• _Records for this exercise_:

************

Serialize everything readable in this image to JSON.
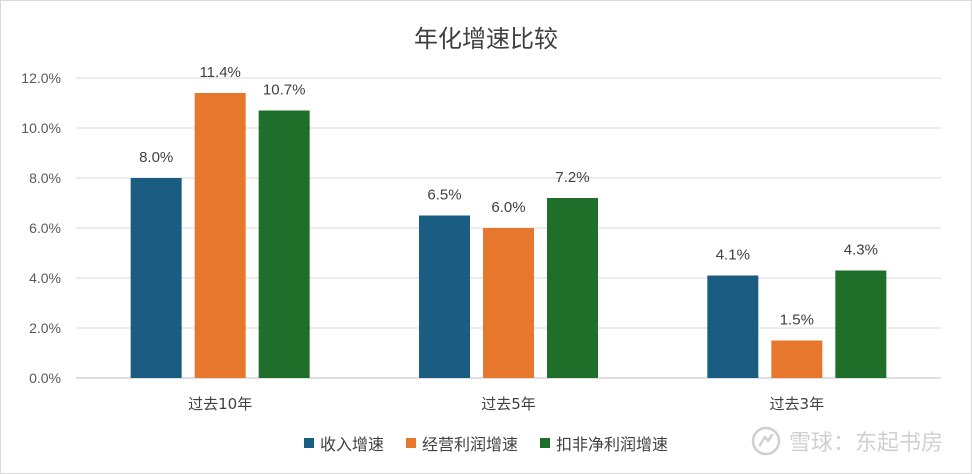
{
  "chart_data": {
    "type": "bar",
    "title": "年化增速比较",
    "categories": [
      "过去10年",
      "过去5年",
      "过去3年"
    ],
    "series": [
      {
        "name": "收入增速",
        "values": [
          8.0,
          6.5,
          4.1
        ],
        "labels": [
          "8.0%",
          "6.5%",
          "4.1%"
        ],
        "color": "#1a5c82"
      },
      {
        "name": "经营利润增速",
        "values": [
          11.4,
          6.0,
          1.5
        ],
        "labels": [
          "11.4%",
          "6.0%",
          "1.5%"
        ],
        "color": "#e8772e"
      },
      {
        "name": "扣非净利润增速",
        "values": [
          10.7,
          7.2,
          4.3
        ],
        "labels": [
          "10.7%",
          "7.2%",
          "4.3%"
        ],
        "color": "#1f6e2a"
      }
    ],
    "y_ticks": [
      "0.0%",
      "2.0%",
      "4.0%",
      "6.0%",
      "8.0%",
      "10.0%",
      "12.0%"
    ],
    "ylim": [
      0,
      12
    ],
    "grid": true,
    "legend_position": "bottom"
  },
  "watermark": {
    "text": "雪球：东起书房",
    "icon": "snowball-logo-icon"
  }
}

************

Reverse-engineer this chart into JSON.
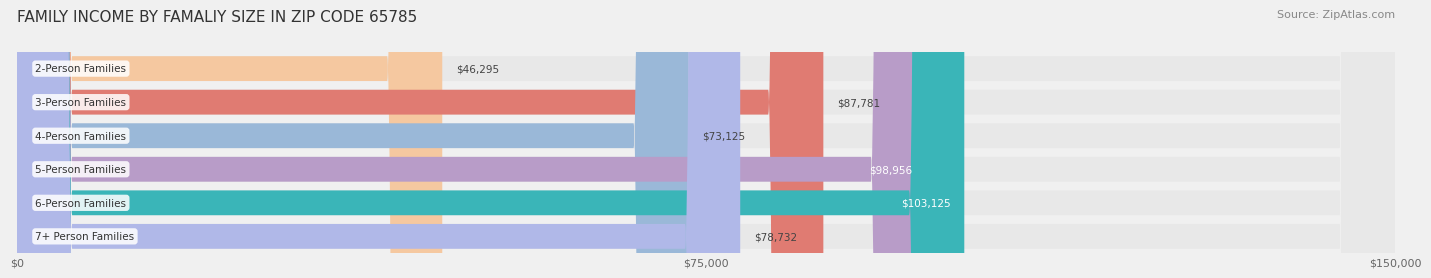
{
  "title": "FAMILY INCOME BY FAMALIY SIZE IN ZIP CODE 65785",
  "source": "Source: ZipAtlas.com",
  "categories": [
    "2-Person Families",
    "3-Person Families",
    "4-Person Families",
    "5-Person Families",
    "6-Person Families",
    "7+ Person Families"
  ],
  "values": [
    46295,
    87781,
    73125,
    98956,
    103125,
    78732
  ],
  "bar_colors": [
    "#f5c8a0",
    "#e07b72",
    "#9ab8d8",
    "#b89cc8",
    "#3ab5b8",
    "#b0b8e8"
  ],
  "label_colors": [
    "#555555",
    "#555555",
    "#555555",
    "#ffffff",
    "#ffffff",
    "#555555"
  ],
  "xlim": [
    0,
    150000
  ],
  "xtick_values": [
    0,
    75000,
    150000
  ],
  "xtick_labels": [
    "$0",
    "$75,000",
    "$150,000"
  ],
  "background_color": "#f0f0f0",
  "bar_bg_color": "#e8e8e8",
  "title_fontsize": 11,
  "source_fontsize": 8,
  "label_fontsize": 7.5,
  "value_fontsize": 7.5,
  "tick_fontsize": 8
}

************

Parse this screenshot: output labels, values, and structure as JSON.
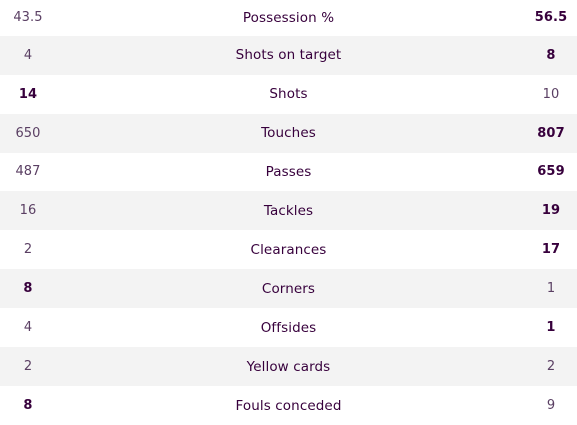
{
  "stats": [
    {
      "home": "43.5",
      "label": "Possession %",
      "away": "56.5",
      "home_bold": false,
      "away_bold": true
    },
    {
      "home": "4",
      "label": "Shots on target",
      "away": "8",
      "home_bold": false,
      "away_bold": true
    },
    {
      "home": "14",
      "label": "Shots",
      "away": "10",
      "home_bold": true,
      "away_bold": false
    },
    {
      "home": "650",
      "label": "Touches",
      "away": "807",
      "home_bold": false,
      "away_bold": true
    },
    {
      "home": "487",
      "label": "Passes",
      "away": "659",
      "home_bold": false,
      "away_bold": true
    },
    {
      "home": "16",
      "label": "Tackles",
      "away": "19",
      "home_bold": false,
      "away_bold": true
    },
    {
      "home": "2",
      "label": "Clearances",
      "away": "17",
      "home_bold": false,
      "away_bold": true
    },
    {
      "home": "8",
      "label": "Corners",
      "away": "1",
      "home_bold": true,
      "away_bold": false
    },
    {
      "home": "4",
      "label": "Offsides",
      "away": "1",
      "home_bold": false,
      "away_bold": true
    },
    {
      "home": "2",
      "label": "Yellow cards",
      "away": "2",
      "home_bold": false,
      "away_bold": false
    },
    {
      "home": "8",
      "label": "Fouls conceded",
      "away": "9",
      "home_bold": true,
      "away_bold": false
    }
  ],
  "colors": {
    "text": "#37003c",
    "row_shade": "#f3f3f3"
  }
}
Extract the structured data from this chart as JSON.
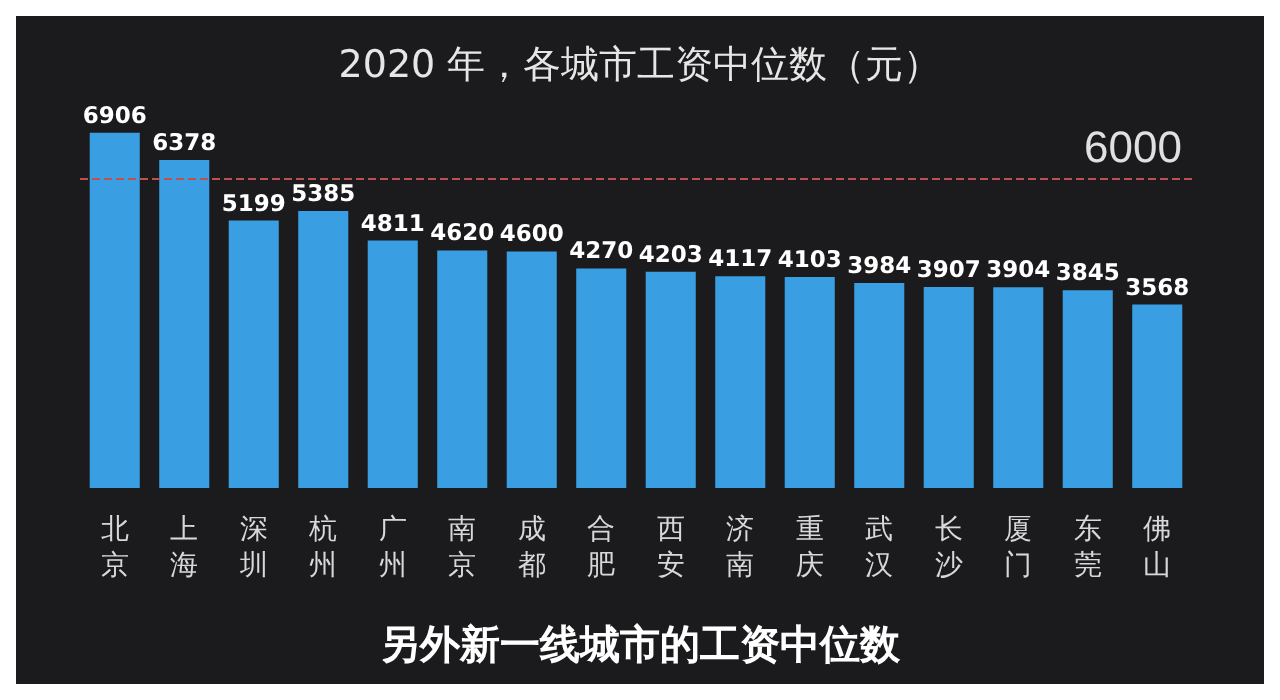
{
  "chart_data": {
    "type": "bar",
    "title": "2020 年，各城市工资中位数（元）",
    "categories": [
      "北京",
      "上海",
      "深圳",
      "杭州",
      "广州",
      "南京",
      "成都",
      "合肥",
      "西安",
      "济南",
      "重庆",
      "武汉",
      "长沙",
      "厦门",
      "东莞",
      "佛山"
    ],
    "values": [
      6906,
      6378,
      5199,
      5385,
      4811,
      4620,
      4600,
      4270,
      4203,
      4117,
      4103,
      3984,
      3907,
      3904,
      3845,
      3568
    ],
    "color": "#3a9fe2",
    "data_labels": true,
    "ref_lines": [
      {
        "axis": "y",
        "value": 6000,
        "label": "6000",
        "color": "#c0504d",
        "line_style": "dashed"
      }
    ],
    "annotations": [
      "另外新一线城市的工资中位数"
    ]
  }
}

************

Pull out every line above that holds the word "Families".

• _Output of the task_:
    "2-Person Families",
    "3-Person Families",
    "4-Person Families",
    "5-Person Families",
    "6-Person Families",
    "7+ Person Families"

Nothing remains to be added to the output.